WHAT THIS TASK INVOLVES:
Retype nothing but the lines running from the line that contains "Convert this document image to plain text." to the last line, both ends included, and skip every image.

______________________________

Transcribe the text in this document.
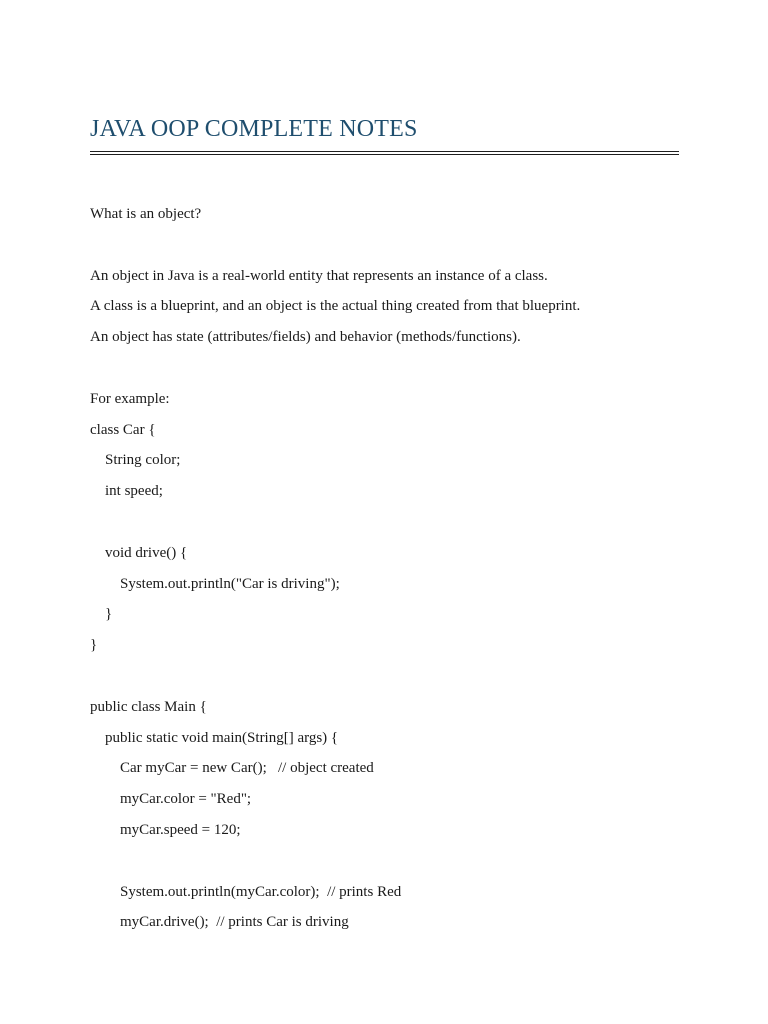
JAVA OOP COMPLETE NOTES
What is an object?
An object in Java is a real-world entity that represents an instance of a class.
A class is a blueprint, and an object is the actual thing created from that blueprint.
An object has state (attributes/fields) and behavior (methods/functions).
For example:
class Car {
String color;
int speed;
void drive() {
System.out.println("Car is driving");
}
}
public class Main {
public static void main(String[] args) {
Car myCar = new Car();   // object created
myCar.color = "Red";
myCar.speed = 120;
System.out.println(myCar.color);  // prints Red
myCar.drive();  // prints Car is driving
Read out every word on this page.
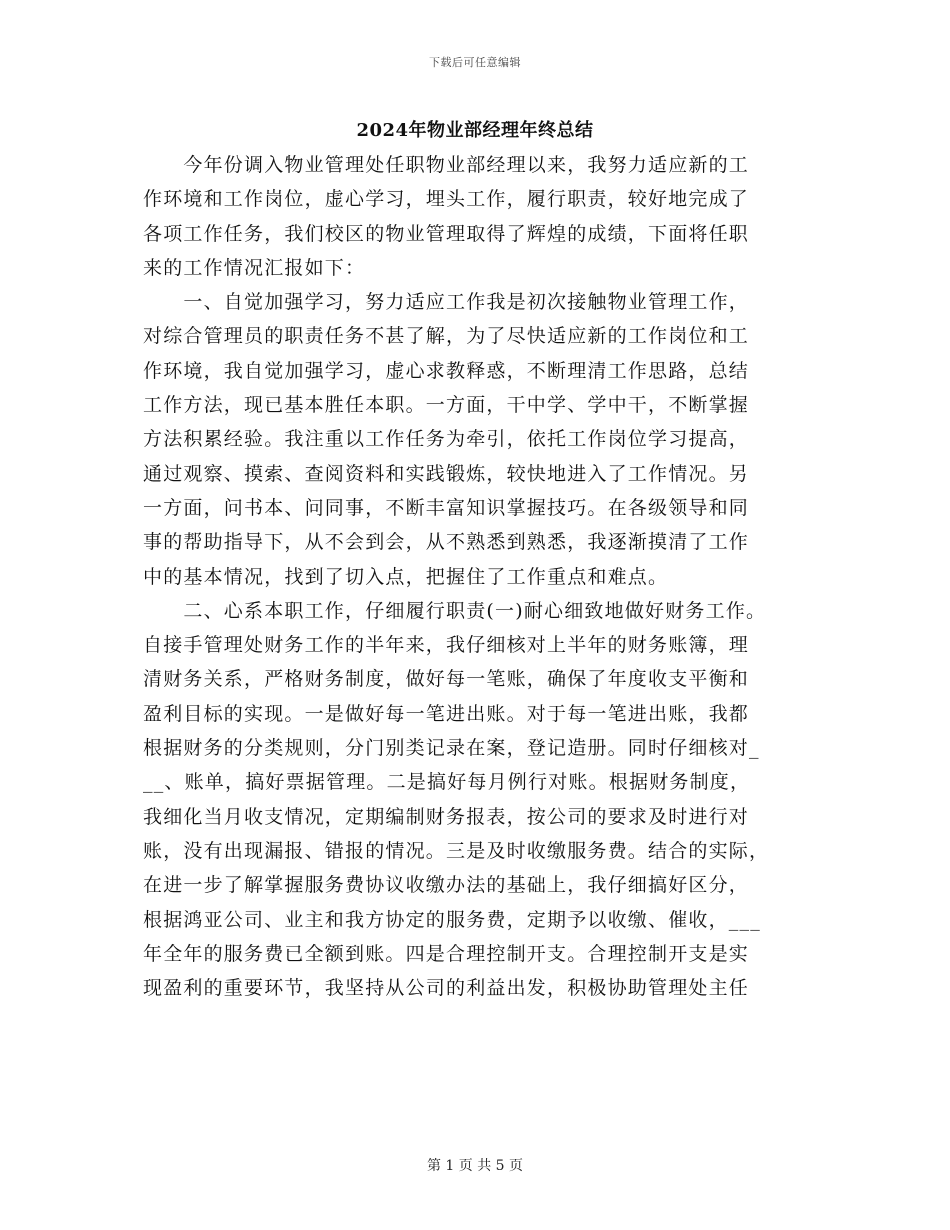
下载后可任意编辑
2024年物业部经理年终总结
　　今年份调入物业管理处任职物业部经理以来，我努力适应新的工
作环境和工作岗位，虚心学习，埋头工作，履行职责，较好地完成了
各项工作任务，我们校区的物业管理取得了辉煌的成绩，下面将任职
来的工作情况汇报如下：
　　一、自觉加强学习，努力适应工作我是初次接触物业管理工作，
对综合管理员的职责任务不甚了解，为了尽快适应新的工作岗位和工
作环境，我自觉加强学习，虚心求教释惑，不断理清工作思路，总结
工作方法，现已基本胜任本职。一方面，干中学、学中干，不断掌握
方法积累经验。我注重以工作任务为牵引，依托工作岗位学习提高，
通过观察、摸索、查阅资料和实践锻炼，较快地进入了工作情况。另
一方面，问书本、问同事，不断丰富知识掌握技巧。在各级领导和同
事的帮助指导下，从不会到会，从不熟悉到熟悉，我逐渐摸清了工作
中的基本情况，找到了切入点，把握住了工作重点和难点。
　　二、心系本职工作，仔细履行职责(一)耐心细致地做好财务工作。
自接手管理处财务工作的半年来，我仔细核对上半年的财务账簿，理
清财务关系，严格财务制度，做好每一笔账，确保了年度收支平衡和
盈利目标的实现。一是做好每一笔进出账。对于每一笔进出账，我都
根据财务的分类规则，分门别类记录在案，登记造册。同时仔细核对_
__、账单，搞好票据管理。二是搞好每月例行对账。根据财务制度，
我细化当月收支情况，定期编制财务报表，按公司的要求及时进行对
账，没有出现漏报、错报的情况。三是及时收缴服务费。结合的实际，
在进一步了解掌握服务费协议收缴办法的基础上，我仔细搞好区分，
根据鸿亚公司、业主和我方协定的服务费，定期予以收缴、催收，___
年全年的服务费已全额到账。四是合理控制开支。合理控制开支是实
现盈利的重要环节，我坚持从公司的利益出发，积极协助管理处主任
第 1 页 共 5 页
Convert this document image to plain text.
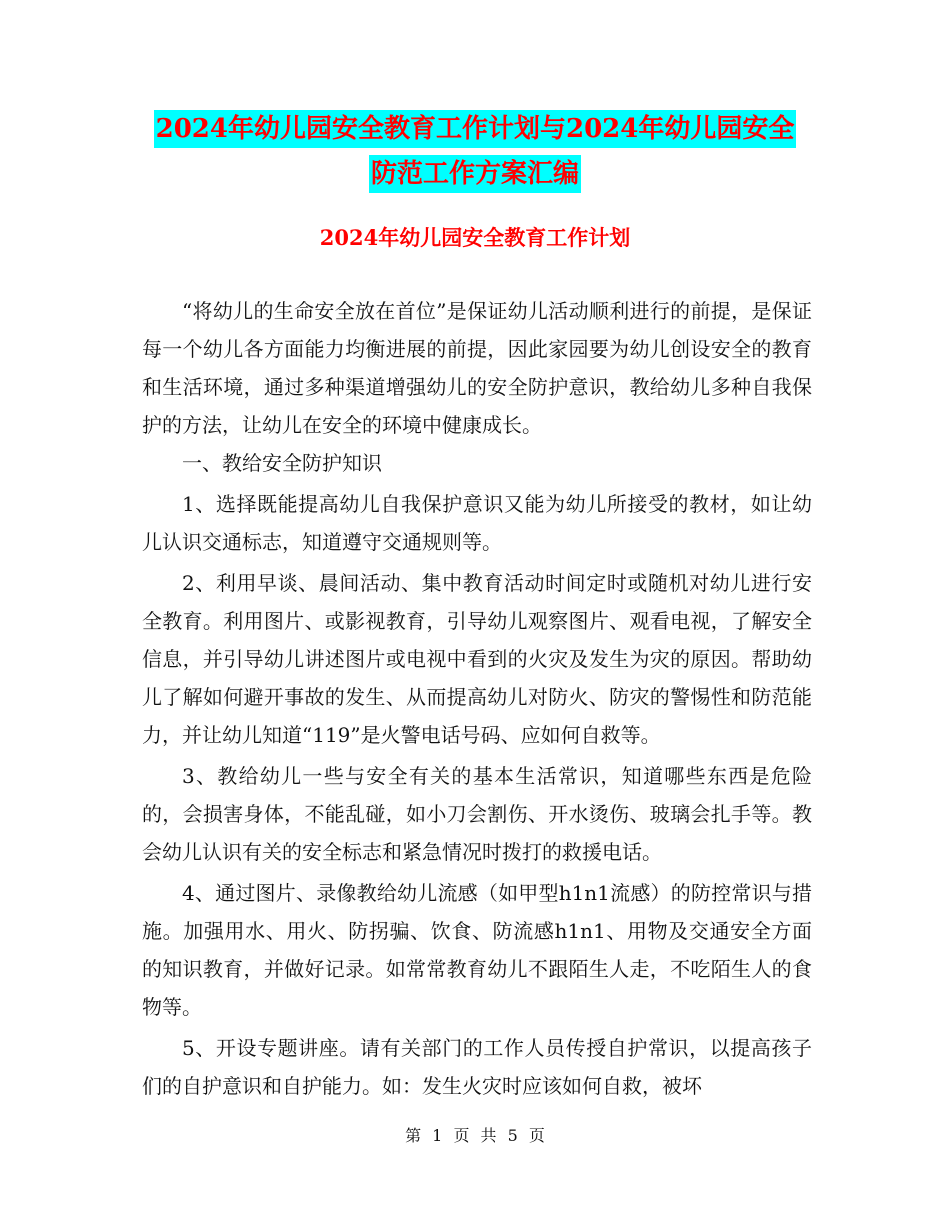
2024年幼儿园安全教育工作计划与2024年幼儿园安全
防范工作方案汇编
2024年幼儿园安全教育工作计划

“将幼儿的生命安全放在首位”是保证幼儿活动顺利进行的前提，是保证每一个幼儿各方面能力均衡进展的前提，因此家园要为幼儿创设安全的教育和生活环境，通过多种渠道增强幼儿的安全防护意识，教给幼儿多种自我保护的方法，让幼儿在安全的环境中健康成长。

一、教给安全防护知识

1、选择既能提高幼儿自我保护意识又能为幼儿所接受的教材，如让幼儿认识交通标志，知道遵守交通规则等。

2、利用早谈、晨间活动、集中教育活动时间定时或随机对幼儿进行安全教育。利用图片、或影视教育，引导幼儿观察图片、观看电视，了解安全信息，并引导幼儿讲述图片或电视中看到的火灾及发生为灾的原因。帮助幼儿了解如何避开事故的发生、从而提高幼儿对防火、防灾的警惕性和防范能力，并让幼儿知道“119”是火警电话号码、应如何自救等。

3、教给幼儿一些与安全有关的基本生活常识，知道哪些东西是危险的，会损害身体，不能乱碰，如小刀会割伤、开水烫伤、玻璃会扎手等。教会幼儿认识有关的安全标志和紧急情况时拨打的救援电话。

4、通过图片、录像教给幼儿流感（如甲型h1n1流感）的防控常识与措施。加强用水、用火、防拐骗、饮食、防流感h1n1、用物及交通安全方面的知识教育，并做好记录。如常常教育幼儿不跟陌生人走，不吃陌生人的食物等。

5、开设专题讲座。请有关部门的工作人员传授自护常识，以提高孩子们的自护意识和自护能力。如：发生火灾时应该如何自救，被坏

第 1 页 共 5 页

______________________________

EXERCISE SOLUTION:
Convert this document image to plain text.
2024年幼儿园安全教育工作计划与2024年幼儿园安全
防范工作方案汇编
2024年幼儿园安全教育工作计划

“将幼儿的生命安全放在首位”是保证幼儿活动顺利进行的前提，是保证每一个幼儿各方面能力均衡进展的前提，因此家园要为幼儿创设安全的教育和生活环境，通过多种渠道增强幼儿的安全防护意识，教给幼儿多种自我保护的方法，让幼儿在安全的环境中健康成长。

一、教给安全防护知识

1、选择既能提高幼儿自我保护意识又能为幼儿所接受的教材，如让幼儿认识交通标志，知道遵守交通规则等。

2、利用早谈、晨间活动、集中教育活动时间定时或随机对幼儿进行安全教育。利用图片、或影视教育，引导幼儿观察图片、观看电视，了解安全信息，并引导幼儿讲述图片或电视中看到的火灾及发生为灾的原因。帮助幼儿了解如何避开事故的发生、从而提高幼儿对防火、防灾的警惕性和防范能力，并让幼儿知道“119”是火警电话号码、应如何自救等。

3、教给幼儿一些与安全有关的基本生活常识，知道哪些东西是危险的，会损害身体，不能乱碰，如小刀会割伤、开水烫伤、玻璃会扎手等。教会幼儿认识有关的安全标志和紧急情况时拨打的救援电话。

4、通过图片、录像教给幼儿流感（如甲型h1n1流感）的防控常识与措施。加强用水、用火、防拐骗、饮食、防流感h1n1、用物及交通安全方面的知识教育，并做好记录。如常常教育幼儿不跟陌生人走，不吃陌生人的食物等。

5、开设专题讲座。请有关部门的工作人员传授自护常识，以提高孩子们的自护意识和自护能力。如：发生火灾时应该如何自救，被坏

第 1 页 共 5 页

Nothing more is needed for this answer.